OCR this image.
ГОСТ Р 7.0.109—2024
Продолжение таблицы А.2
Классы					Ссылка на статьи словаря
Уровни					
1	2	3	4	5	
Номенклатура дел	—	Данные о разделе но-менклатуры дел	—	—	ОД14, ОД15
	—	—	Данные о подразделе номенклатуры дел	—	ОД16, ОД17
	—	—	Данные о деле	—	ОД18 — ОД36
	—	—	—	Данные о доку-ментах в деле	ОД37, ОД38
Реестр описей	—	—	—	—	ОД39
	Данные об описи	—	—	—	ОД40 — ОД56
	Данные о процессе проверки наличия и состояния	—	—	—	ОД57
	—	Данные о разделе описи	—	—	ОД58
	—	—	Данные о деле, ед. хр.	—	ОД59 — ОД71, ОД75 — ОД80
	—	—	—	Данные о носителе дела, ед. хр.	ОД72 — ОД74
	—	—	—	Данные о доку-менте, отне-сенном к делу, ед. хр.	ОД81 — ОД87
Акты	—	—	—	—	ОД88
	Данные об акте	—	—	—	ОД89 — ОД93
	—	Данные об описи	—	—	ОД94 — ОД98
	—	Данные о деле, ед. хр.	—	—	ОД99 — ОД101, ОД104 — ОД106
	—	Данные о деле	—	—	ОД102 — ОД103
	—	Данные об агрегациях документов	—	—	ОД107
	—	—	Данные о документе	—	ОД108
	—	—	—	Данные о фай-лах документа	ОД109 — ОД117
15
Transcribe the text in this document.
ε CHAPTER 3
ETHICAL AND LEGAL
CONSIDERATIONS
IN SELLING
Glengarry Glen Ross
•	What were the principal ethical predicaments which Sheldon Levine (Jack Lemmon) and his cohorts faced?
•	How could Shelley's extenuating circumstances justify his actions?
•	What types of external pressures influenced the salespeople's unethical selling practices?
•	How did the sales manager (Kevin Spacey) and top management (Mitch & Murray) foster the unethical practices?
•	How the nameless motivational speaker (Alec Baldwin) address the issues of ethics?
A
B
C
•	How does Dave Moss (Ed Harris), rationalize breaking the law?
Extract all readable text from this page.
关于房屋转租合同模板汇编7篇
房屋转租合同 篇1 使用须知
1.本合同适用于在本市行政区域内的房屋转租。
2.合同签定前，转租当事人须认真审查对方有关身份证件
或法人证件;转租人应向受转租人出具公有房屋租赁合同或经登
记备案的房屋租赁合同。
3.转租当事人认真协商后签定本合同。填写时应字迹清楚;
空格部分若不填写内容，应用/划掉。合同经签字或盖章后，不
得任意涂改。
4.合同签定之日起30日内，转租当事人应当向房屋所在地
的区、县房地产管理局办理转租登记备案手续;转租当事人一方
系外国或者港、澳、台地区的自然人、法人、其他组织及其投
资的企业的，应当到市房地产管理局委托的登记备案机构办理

_WORK TO DO_.
Only a number is wanted: how many lines contain the word "What"?

_RESPONSE BELOW_.
2